> [Instructions for the task]
All entries must be repeated exactly; do not include the pictures.

# # #

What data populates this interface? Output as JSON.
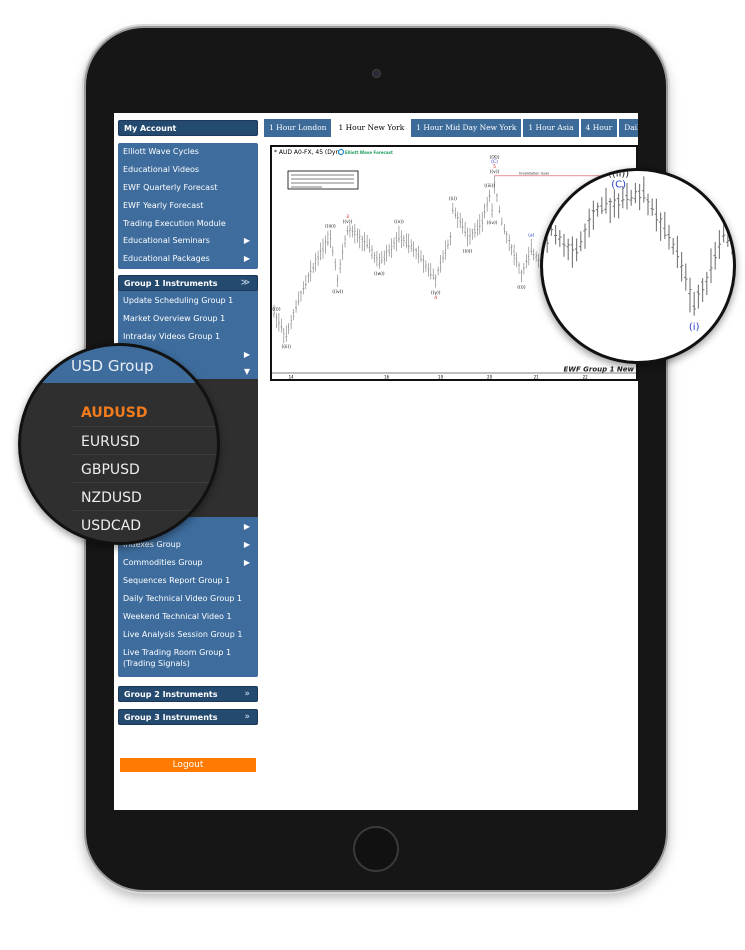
{
  "sidebar": {
    "my_account": "My Account",
    "block1": [
      "Elliott Wave Cycles",
      "Educational Videos",
      "EWF Quarterly Forecast",
      "EWF Yearly Forecast",
      "Trading Execution Module",
      "Educational Seminars",
      "Educational Packages"
    ],
    "group1": {
      "title": "Group 1 Instruments",
      "items": [
        "Update Scheduling Group 1",
        "Market Overview Group 1",
        "Intraday Videos Group 1"
      ],
      "lower_items": [
        "Indexes Group",
        "Commodities Group",
        "Sequences Report Group 1",
        "Daily Technical Video Group 1",
        "Weekend Technical Video 1",
        "Live Analysis Session Group 1",
        "Live Trading Room Group 1",
        "(Trading Signals)"
      ]
    },
    "group2": "Group 2 Instruments",
    "group3": "Group 3 Instruments",
    "logout": "Logout"
  },
  "dropdown": {
    "title": "USD Group",
    "items": [
      "AUDUSD",
      "EURUSD",
      "GBPUSD",
      "NZDUSD",
      "USDCAD"
    ],
    "selected": "AUDUSD",
    "selected_color": "#f07c1e"
  },
  "tabs": [
    "1 Hour London",
    "1 Hour New York",
    "1 Hour Mid Day New York",
    "1 Hour Asia",
    "4 Hour",
    "Daily",
    "W"
  ],
  "active_tab": "1 Hour New York",
  "colors": {
    "nav_blue": "#3d6c9d",
    "nav_dark": "#254a70",
    "logout": "#ff7a00",
    "wave_red": "#d32020",
    "wave_blue": "#2a3fd0"
  },
  "chart_data": {
    "type": "ohlc-bars",
    "title": "* AUD A0-FX, 45 (Dyn",
    "brand": "Elliott Wave Forecast",
    "invalidation_label": "Invalidation level",
    "footer": "EWF Group 1 New",
    "x_ticks": [
      {
        "label": "14",
        "i": 7
      },
      {
        "label": "16",
        "i": 46
      },
      {
        "label": "19",
        "i": 68
      },
      {
        "label": "20",
        "i": 88
      },
      {
        "label": "21",
        "i": 107
      },
      {
        "label": "22",
        "i": 127
      }
    ],
    "path": [
      [
        0,
        55
      ],
      [
        5,
        30
      ],
      [
        11,
        75
      ],
      [
        19,
        120
      ],
      [
        23,
        135
      ],
      [
        26,
        92
      ],
      [
        30,
        143
      ],
      [
        37,
        130
      ],
      [
        43,
        107
      ],
      [
        51,
        135
      ],
      [
        59,
        117
      ],
      [
        66,
        90
      ],
      [
        72,
        135
      ],
      [
        73,
        165
      ],
      [
        79,
        135
      ],
      [
        85,
        150
      ],
      [
        88,
        180
      ],
      [
        89,
        160
      ],
      [
        90,
        190
      ],
      [
        93,
        150
      ],
      [
        99,
        110
      ],
      [
        101,
        95
      ],
      [
        105,
        120
      ],
      [
        111,
        105
      ],
      [
        115,
        130
      ],
      [
        121,
        138
      ],
      [
        127,
        142
      ],
      [
        135,
        105
      ],
      [
        139,
        72
      ],
      [
        142,
        90
      ],
      [
        146,
        117
      ],
      [
        148,
        112
      ],
      [
        149,
        80
      ]
    ],
    "waves": [
      {
        "text": "((i))",
        "i": 1,
        "pos": "above",
        "color": "black"
      },
      {
        "text": "((ii))",
        "i": 5,
        "pos": "below",
        "color": "black"
      },
      {
        "text": "((iii))",
        "i": 23,
        "pos": "above",
        "color": "black"
      },
      {
        "text": "((iv))",
        "i": 26,
        "pos": "below",
        "color": "black"
      },
      {
        "text": "((v))",
        "i": 30,
        "pos": "above",
        "color": "black"
      },
      {
        "text": "3",
        "i": 30,
        "pos": "above2",
        "color": "red"
      },
      {
        "text": "((w))",
        "i": 43,
        "pos": "below",
        "color": "black"
      },
      {
        "text": "((x))",
        "i": 51,
        "pos": "above",
        "color": "black"
      },
      {
        "text": "((y))",
        "i": 66,
        "pos": "below",
        "color": "black"
      },
      {
        "text": "4",
        "i": 66,
        "pos": "below2",
        "color": "red"
      },
      {
        "text": "((i))",
        "i": 73,
        "pos": "above",
        "color": "black"
      },
      {
        "text": "((ii))",
        "i": 79,
        "pos": "below",
        "color": "black"
      },
      {
        "text": "((iii))",
        "i": 88,
        "pos": "above",
        "color": "black"
      },
      {
        "text": "((iv))",
        "i": 89,
        "pos": "below",
        "color": "black"
      },
      {
        "text": "((v))",
        "i": 90,
        "pos": "above",
        "color": "black"
      },
      {
        "text": "5",
        "i": 90,
        "pos": "above2",
        "color": "red"
      },
      {
        "text": "(C)",
        "i": 90,
        "pos": "above3",
        "color": "blue"
      },
      {
        "text": "((X))",
        "i": 90,
        "pos": "above4",
        "color": "black"
      },
      {
        "text": "((i))",
        "i": 101,
        "pos": "below",
        "color": "black"
      },
      {
        "text": "(a)",
        "i": 105,
        "pos": "above",
        "color": "blue"
      }
    ],
    "zoom_waves": [
      {
        "text": "((ii))",
        "i": 121,
        "pos": "above2",
        "color": "black"
      },
      {
        "text": "(C)",
        "i": 121,
        "pos": "above",
        "color": "blue"
      },
      {
        "text": "(i)",
        "i": 139,
        "pos": "below",
        "color": "blue"
      },
      {
        "text": "(ii)",
        "i": 146,
        "pos": "above",
        "color": "blue"
      }
    ]
  }
}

# # #

> [Result]
What data populates this interface? Output as JSON.
{
  "sidebar": {
    "my_account": "My Account",
    "block1": [
      "Elliott Wave Cycles",
      "Educational Videos",
      "EWF Quarterly Forecast",
      "EWF Yearly Forecast",
      "Trading Execution Module",
      "Educational Seminars",
      "Educational Packages"
    ],
    "group1": {
      "title": "Group 1 Instruments",
      "items": [
        "Update Scheduling Group 1",
        "Market Overview Group 1",
        "Intraday Videos Group 1"
      ],
      "lower_items": [
        "Indexes Group",
        "Commodities Group",
        "Sequences Report Group 1",
        "Daily Technical Video Group 1",
        "Weekend Technical Video 1",
        "Live Analysis Session Group 1",
        "Live Trading Room Group 1",
        "(Trading Signals)"
      ]
    },
    "group2": "Group 2 Instruments",
    "group3": "Group 3 Instruments",
    "logout": "Logout"
  },
  "dropdown": {
    "title": "USD Group",
    "items": [
      "AUDUSD",
      "EURUSD",
      "GBPUSD",
      "NZDUSD",
      "USDCAD"
    ],
    "selected": "AUDUSD",
    "selected_color": "#f07c1e"
  },
  "tabs": [
    "1 Hour London",
    "1 Hour New York",
    "1 Hour Mid Day New York",
    "1 Hour Asia",
    "4 Hour",
    "Daily",
    "W"
  ],
  "active_tab": "1 Hour New York",
  "colors": {
    "nav_blue": "#3d6c9d",
    "nav_dark": "#254a70",
    "logout": "#ff7a00",
    "wave_red": "#d32020",
    "wave_blue": "#2a3fd0"
  },
  "chart_data": {
    "type": "ohlc-bars",
    "title": "* AUD A0-FX, 45 (Dyn",
    "brand": "Elliott Wave Forecast",
    "invalidation_label": "Invalidation level",
    "footer": "EWF Group 1 New",
    "x_ticks": [
      {
        "label": "14",
        "i": 7
      },
      {
        "label": "16",
        "i": 46
      },
      {
        "label": "19",
        "i": 68
      },
      {
        "label": "20",
        "i": 88
      },
      {
        "label": "21",
        "i": 107
      },
      {
        "label": "22",
        "i": 127
      }
    ],
    "path": [
      [
        0,
        55
      ],
      [
        5,
        30
      ],
      [
        11,
        75
      ],
      [
        19,
        120
      ],
      [
        23,
        135
      ],
      [
        26,
        92
      ],
      [
        30,
        143
      ],
      [
        37,
        130
      ],
      [
        43,
        107
      ],
      [
        51,
        135
      ],
      [
        59,
        117
      ],
      [
        66,
        90
      ],
      [
        72,
        135
      ],
      [
        73,
        165
      ],
      [
        79,
        135
      ],
      [
        85,
        150
      ],
      [
        88,
        180
      ],
      [
        89,
        160
      ],
      [
        90,
        190
      ],
      [
        93,
        150
      ],
      [
        99,
        110
      ],
      [
        101,
        95
      ],
      [
        105,
        120
      ],
      [
        111,
        105
      ],
      [
        115,
        130
      ],
      [
        121,
        138
      ],
      [
        127,
        142
      ],
      [
        135,
        105
      ],
      [
        139,
        72
      ],
      [
        142,
        90
      ],
      [
        146,
        117
      ],
      [
        148,
        112
      ],
      [
        149,
        80
      ]
    ],
    "waves": [
      {
        "text": "((i))",
        "i": 1,
        "pos": "above",
        "color": "black"
      },
      {
        "text": "((ii))",
        "i": 5,
        "pos": "below",
        "color": "black"
      },
      {
        "text": "((iii))",
        "i": 23,
        "pos": "above",
        "color": "black"
      },
      {
        "text": "((iv))",
        "i": 26,
        "pos": "below",
        "color": "black"
      },
      {
        "text": "((v))",
        "i": 30,
        "pos": "above",
        "color": "black"
      },
      {
        "text": "3",
        "i": 30,
        "pos": "above2",
        "color": "red"
      },
      {
        "text": "((w))",
        "i": 43,
        "pos": "below",
        "color": "black"
      },
      {
        "text": "((x))",
        "i": 51,
        "pos": "above",
        "color": "black"
      },
      {
        "text": "((y))",
        "i": 66,
        "pos": "below",
        "color": "black"
      },
      {
        "text": "4",
        "i": 66,
        "pos": "below2",
        "color": "red"
      },
      {
        "text": "((i))",
        "i": 73,
        "pos": "above",
        "color": "black"
      },
      {
        "text": "((ii))",
        "i": 79,
        "pos": "below",
        "color": "black"
      },
      {
        "text": "((iii))",
        "i": 88,
        "pos": "above",
        "color": "black"
      },
      {
        "text": "((iv))",
        "i": 89,
        "pos": "below",
        "color": "black"
      },
      {
        "text": "((v))",
        "i": 90,
        "pos": "above",
        "color": "black"
      },
      {
        "text": "5",
        "i": 90,
        "pos": "above2",
        "color": "red"
      },
      {
        "text": "(C)",
        "i": 90,
        "pos": "above3",
        "color": "blue"
      },
      {
        "text": "((X))",
        "i": 90,
        "pos": "above4",
        "color": "black"
      },
      {
        "text": "((i))",
        "i": 101,
        "pos": "below",
        "color": "black"
      },
      {
        "text": "(a)",
        "i": 105,
        "pos": "above",
        "color": "blue"
      }
    ],
    "zoom_waves": [
      {
        "text": "((ii))",
        "i": 121,
        "pos": "above2",
        "color": "black"
      },
      {
        "text": "(C)",
        "i": 121,
        "pos": "above",
        "color": "blue"
      },
      {
        "text": "(i)",
        "i": 139,
        "pos": "below",
        "color": "blue"
      },
      {
        "text": "(ii)",
        "i": 146,
        "pos": "above",
        "color": "blue"
      }
    ]
  }
}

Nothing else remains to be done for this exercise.